Reproduce each of the lines word for word.
## Start
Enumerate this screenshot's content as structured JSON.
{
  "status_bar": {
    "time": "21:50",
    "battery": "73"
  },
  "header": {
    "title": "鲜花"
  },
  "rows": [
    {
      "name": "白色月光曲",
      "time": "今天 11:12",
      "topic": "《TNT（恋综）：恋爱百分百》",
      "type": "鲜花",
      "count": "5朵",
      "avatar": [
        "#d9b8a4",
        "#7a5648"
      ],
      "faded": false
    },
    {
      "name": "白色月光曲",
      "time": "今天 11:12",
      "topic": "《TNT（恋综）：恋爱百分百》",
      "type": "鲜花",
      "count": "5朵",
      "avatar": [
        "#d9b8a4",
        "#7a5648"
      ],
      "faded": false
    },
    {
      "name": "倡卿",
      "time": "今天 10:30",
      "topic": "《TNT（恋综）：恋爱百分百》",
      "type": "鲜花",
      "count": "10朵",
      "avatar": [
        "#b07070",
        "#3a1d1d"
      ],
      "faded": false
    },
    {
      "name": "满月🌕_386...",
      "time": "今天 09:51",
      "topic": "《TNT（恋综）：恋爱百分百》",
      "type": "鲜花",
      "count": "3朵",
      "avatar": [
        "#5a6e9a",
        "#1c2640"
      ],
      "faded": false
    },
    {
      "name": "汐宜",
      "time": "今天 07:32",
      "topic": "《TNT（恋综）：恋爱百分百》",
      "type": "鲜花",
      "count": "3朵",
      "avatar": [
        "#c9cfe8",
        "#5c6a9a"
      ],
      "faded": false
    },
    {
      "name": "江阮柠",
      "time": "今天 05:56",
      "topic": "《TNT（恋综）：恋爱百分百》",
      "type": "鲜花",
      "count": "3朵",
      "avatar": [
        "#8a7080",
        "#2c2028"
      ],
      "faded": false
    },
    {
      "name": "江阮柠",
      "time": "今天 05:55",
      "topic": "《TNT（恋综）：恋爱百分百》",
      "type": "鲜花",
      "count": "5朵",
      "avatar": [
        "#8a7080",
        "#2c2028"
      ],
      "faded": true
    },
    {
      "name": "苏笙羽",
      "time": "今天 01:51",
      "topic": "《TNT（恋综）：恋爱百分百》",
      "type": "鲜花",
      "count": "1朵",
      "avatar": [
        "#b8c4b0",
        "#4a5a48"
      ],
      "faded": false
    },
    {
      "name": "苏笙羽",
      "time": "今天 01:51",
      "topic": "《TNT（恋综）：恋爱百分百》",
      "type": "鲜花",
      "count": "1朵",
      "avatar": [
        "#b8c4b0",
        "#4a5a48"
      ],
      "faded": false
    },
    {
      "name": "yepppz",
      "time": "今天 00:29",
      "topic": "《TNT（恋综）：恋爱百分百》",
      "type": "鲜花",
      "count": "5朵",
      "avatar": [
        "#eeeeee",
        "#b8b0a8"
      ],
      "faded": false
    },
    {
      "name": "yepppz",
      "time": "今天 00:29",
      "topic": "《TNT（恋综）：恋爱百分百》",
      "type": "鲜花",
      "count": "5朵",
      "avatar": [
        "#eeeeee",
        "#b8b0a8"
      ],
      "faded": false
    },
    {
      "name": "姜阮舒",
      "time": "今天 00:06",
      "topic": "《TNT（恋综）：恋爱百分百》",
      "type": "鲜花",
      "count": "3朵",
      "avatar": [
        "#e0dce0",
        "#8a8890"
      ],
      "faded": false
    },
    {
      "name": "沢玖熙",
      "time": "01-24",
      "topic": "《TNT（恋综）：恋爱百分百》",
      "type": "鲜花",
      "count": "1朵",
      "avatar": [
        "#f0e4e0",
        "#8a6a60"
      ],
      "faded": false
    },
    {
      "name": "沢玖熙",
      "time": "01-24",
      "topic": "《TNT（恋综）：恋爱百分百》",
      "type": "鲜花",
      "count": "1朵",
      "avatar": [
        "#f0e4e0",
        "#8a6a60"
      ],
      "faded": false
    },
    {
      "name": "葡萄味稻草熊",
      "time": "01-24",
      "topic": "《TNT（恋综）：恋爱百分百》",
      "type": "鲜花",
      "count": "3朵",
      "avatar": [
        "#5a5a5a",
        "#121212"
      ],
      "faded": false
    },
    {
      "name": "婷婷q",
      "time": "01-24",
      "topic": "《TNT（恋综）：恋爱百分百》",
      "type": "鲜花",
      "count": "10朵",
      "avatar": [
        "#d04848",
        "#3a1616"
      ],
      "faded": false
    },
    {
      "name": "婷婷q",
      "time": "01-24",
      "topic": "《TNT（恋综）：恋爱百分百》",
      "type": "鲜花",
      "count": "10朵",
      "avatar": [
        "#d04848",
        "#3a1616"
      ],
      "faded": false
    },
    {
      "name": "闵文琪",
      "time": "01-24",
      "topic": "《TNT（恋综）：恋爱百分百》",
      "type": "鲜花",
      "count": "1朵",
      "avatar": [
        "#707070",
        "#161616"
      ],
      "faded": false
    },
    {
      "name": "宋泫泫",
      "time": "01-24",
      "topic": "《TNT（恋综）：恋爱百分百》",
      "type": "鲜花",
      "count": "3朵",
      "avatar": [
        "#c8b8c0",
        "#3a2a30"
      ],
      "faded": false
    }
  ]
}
## End
■ The reply
Enumerate this screenshot's content as structured JSON.
{
  "status_bar": {
    "time": "21:50",
    "battery": "73"
  },
  "header": {
    "title": "鲜花"
  },
  "rows": [
    {
      "name": "白色月光曲",
      "time": "今天 11:12",
      "topic": "《TNT（恋综）：恋爱百分百》",
      "type": "鲜花",
      "count": "5朵",
      "avatar": [
        "#d9b8a4",
        "#7a5648"
      ],
      "faded": false
    },
    {
      "name": "白色月光曲",
      "time": "今天 11:12",
      "topic": "《TNT（恋综）：恋爱百分百》",
      "type": "鲜花",
      "count": "5朵",
      "avatar": [
        "#d9b8a4",
        "#7a5648"
      ],
      "faded": false
    },
    {
      "name": "倡卿",
      "time": "今天 10:30",
      "topic": "《TNT（恋综）：恋爱百分百》",
      "type": "鲜花",
      "count": "10朵",
      "avatar": [
        "#b07070",
        "#3a1d1d"
      ],
      "faded": false
    },
    {
      "name": "满月🌕_386...",
      "time": "今天 09:51",
      "topic": "《TNT（恋综）：恋爱百分百》",
      "type": "鲜花",
      "count": "3朵",
      "avatar": [
        "#5a6e9a",
        "#1c2640"
      ],
      "faded": false
    },
    {
      "name": "汐宜",
      "time": "今天 07:32",
      "topic": "《TNT（恋综）：恋爱百分百》",
      "type": "鲜花",
      "count": "3朵",
      "avatar": [
        "#c9cfe8",
        "#5c6a9a"
      ],
      "faded": false
    },
    {
      "name": "江阮柠",
      "time": "今天 05:56",
      "topic": "《TNT（恋综）：恋爱百分百》",
      "type": "鲜花",
      "count": "3朵",
      "avatar": [
        "#8a7080",
        "#2c2028"
      ],
      "faded": false
    },
    {
      "name": "江阮柠",
      "time": "今天 05:55",
      "topic": "《TNT（恋综）：恋爱百分百》",
      "type": "鲜花",
      "count": "5朵",
      "avatar": [
        "#8a7080",
        "#2c2028"
      ],
      "faded": true
    },
    {
      "name": "苏笙羽",
      "time": "今天 01:51",
      "topic": "《TNT（恋综）：恋爱百分百》",
      "type": "鲜花",
      "count": "1朵",
      "avatar": [
        "#b8c4b0",
        "#4a5a48"
      ],
      "faded": false
    },
    {
      "name": "苏笙羽",
      "time": "今天 01:51",
      "topic": "《TNT（恋综）：恋爱百分百》",
      "type": "鲜花",
      "count": "1朵",
      "avatar": [
        "#b8c4b0",
        "#4a5a48"
      ],
      "faded": false
    },
    {
      "name": "yepppz",
      "time": "今天 00:29",
      "topic": "《TNT（恋综）：恋爱百分百》",
      "type": "鲜花",
      "count": "5朵",
      "avatar": [
        "#eeeeee",
        "#b8b0a8"
      ],
      "faded": false
    },
    {
      "name": "yepppz",
      "time": "今天 00:29",
      "topic": "《TNT（恋综）：恋爱百分百》",
      "type": "鲜花",
      "count": "5朵",
      "avatar": [
        "#eeeeee",
        "#b8b0a8"
      ],
      "faded": false
    },
    {
      "name": "姜阮舒",
      "time": "今天 00:06",
      "topic": "《TNT（恋综）：恋爱百分百》",
      "type": "鲜花",
      "count": "3朵",
      "avatar": [
        "#e0dce0",
        "#8a8890"
      ],
      "faded": false
    },
    {
      "name": "沢玖熙",
      "time": "01-24",
      "topic": "《TNT（恋综）：恋爱百分百》",
      "type": "鲜花",
      "count": "1朵",
      "avatar": [
        "#f0e4e0",
        "#8a6a60"
      ],
      "faded": false
    },
    {
      "name": "沢玖熙",
      "time": "01-24",
      "topic": "《TNT（恋综）：恋爱百分百》",
      "type": "鲜花",
      "count": "1朵",
      "avatar": [
        "#f0e4e0",
        "#8a6a60"
      ],
      "faded": false
    },
    {
      "name": "葡萄味稻草熊",
      "time": "01-24",
      "topic": "《TNT（恋综）：恋爱百分百》",
      "type": "鲜花",
      "count": "3朵",
      "avatar": [
        "#5a5a5a",
        "#121212"
      ],
      "faded": false
    },
    {
      "name": "婷婷q",
      "time": "01-24",
      "topic": "《TNT（恋综）：恋爱百分百》",
      "type": "鲜花",
      "count": "10朵",
      "avatar": [
        "#d04848",
        "#3a1616"
      ],
      "faded": false
    },
    {
      "name": "婷婷q",
      "time": "01-24",
      "topic": "《TNT（恋综）：恋爱百分百》",
      "type": "鲜花",
      "count": "10朵",
      "avatar": [
        "#d04848",
        "#3a1616"
      ],
      "faded": false
    },
    {
      "name": "闵文琪",
      "time": "01-24",
      "topic": "《TNT（恋综）：恋爱百分百》",
      "type": "鲜花",
      "count": "1朵",
      "avatar": [
        "#707070",
        "#161616"
      ],
      "faded": false
    },
    {
      "name": "宋泫泫",
      "time": "01-24",
      "topic": "《TNT（恋综）：恋爱百分百》",
      "type": "鲜花",
      "count": "3朵",
      "avatar": [
        "#c8b8c0",
        "#3a2a30"
      ],
      "faded": false
    }
  ]
}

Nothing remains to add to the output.